▶ Instructions to follow
Copy out all lines carrying the word "σεισμικού".

## BEGIN

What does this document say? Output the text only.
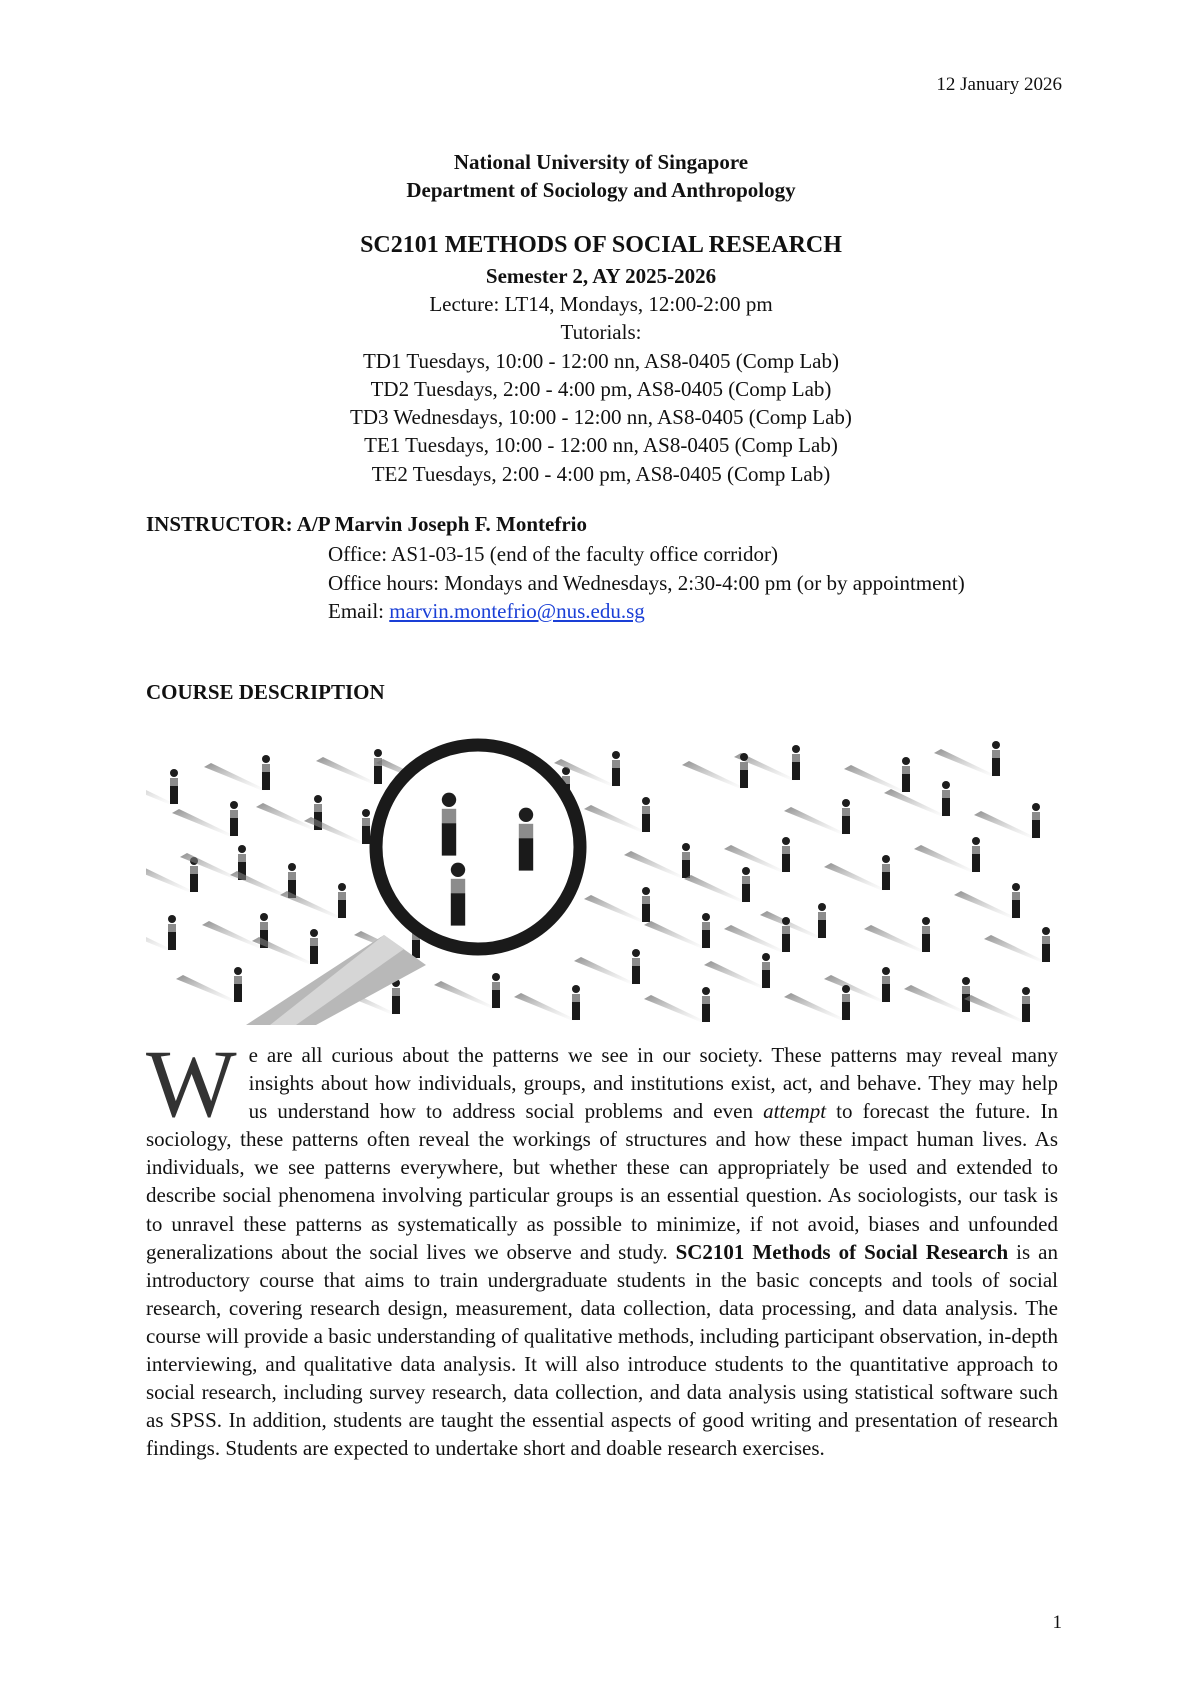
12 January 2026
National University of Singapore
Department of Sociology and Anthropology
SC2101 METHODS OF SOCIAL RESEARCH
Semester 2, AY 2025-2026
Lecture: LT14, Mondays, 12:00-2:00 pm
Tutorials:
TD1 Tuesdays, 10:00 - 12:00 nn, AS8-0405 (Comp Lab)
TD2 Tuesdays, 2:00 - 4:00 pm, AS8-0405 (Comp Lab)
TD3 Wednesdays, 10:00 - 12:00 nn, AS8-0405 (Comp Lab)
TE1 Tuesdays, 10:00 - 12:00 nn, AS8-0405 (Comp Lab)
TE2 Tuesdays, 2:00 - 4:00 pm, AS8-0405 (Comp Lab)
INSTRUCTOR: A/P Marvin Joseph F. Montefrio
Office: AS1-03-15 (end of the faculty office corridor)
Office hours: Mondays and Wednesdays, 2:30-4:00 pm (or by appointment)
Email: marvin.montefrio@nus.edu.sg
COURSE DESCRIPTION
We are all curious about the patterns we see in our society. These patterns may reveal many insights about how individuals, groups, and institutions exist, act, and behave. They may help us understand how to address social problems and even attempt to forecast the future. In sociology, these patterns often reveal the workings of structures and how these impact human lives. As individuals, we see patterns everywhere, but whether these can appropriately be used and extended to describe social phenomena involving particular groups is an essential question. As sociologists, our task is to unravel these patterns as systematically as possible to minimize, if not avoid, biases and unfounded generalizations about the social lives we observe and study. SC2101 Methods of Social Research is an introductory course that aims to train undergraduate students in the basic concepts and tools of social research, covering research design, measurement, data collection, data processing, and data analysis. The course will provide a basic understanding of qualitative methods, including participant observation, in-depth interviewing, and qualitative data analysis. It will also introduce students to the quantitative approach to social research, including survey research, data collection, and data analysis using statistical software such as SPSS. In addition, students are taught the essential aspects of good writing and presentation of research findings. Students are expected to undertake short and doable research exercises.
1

## END
## BEGIN

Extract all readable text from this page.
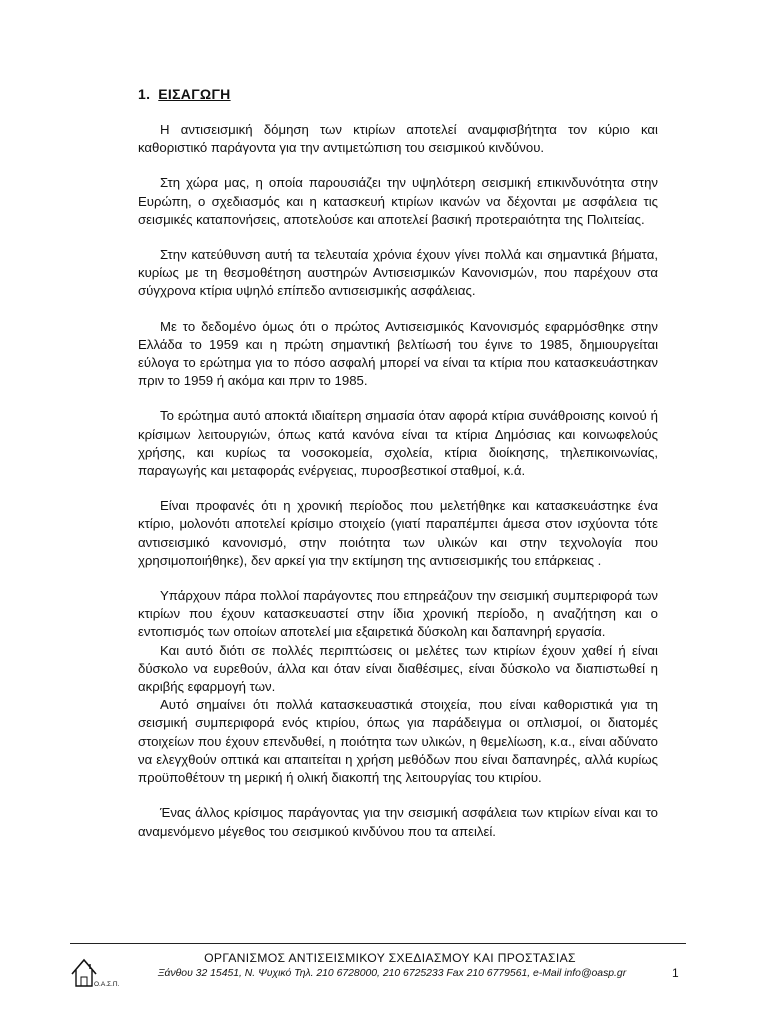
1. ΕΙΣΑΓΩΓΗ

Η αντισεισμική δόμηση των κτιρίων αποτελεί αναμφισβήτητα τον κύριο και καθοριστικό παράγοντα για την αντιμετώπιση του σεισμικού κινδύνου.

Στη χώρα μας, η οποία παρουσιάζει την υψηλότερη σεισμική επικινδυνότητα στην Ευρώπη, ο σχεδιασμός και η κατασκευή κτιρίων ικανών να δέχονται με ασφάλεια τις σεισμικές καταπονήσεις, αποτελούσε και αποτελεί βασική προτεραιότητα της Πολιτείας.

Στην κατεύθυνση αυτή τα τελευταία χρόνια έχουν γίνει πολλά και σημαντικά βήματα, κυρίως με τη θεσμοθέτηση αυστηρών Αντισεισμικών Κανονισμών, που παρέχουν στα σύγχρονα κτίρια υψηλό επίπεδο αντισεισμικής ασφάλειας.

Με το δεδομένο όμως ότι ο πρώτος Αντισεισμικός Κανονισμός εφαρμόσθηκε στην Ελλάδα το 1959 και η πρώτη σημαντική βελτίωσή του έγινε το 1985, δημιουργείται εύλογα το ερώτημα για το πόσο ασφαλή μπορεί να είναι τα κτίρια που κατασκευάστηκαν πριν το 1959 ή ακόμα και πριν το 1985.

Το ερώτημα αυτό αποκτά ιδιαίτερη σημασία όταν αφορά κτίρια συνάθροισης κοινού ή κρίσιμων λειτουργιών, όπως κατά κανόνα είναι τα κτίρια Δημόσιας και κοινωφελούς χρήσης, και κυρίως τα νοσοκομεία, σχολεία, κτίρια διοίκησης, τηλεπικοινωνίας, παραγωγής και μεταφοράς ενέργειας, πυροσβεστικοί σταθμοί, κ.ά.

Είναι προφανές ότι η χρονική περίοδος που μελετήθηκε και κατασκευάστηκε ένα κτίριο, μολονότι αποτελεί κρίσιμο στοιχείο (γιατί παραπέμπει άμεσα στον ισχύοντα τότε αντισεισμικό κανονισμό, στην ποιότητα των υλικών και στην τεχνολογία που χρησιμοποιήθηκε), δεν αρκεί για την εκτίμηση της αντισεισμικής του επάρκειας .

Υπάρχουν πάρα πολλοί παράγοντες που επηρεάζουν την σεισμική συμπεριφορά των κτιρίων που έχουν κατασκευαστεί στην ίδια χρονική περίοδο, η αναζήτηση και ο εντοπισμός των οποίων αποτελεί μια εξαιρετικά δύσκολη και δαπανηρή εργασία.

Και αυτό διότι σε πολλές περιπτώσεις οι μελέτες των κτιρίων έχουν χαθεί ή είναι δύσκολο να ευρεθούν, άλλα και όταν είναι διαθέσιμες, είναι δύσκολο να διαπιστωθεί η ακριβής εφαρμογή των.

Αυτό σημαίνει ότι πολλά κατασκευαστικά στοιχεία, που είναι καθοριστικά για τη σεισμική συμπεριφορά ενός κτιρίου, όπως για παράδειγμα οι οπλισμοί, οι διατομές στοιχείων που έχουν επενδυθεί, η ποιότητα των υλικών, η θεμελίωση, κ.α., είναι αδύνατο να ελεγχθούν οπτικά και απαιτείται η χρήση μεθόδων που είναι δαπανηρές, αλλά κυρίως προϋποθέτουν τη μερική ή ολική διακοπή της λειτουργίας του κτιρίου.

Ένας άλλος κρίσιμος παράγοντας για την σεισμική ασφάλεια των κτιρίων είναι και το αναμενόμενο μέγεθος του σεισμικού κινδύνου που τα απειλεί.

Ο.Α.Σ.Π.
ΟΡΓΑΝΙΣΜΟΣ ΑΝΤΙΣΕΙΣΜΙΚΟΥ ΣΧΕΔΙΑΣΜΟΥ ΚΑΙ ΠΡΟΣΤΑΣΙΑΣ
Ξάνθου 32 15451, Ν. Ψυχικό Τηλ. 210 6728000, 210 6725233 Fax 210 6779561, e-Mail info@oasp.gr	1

## END

▶ Response
Η αντισεισμική δόμηση των κτιρίων αποτελεί αναμφισβήτητα τον κύριο και καθοριστικό παράγοντα για την αντιμετώπιση του σεισμικού κινδύνου.
Ένας άλλος κρίσιμος παράγοντας για την σεισμική ασφάλεια των κτιρίων είναι και το αναμενόμενο μέγεθος του σεισμικού κινδύνου που τα απειλεί.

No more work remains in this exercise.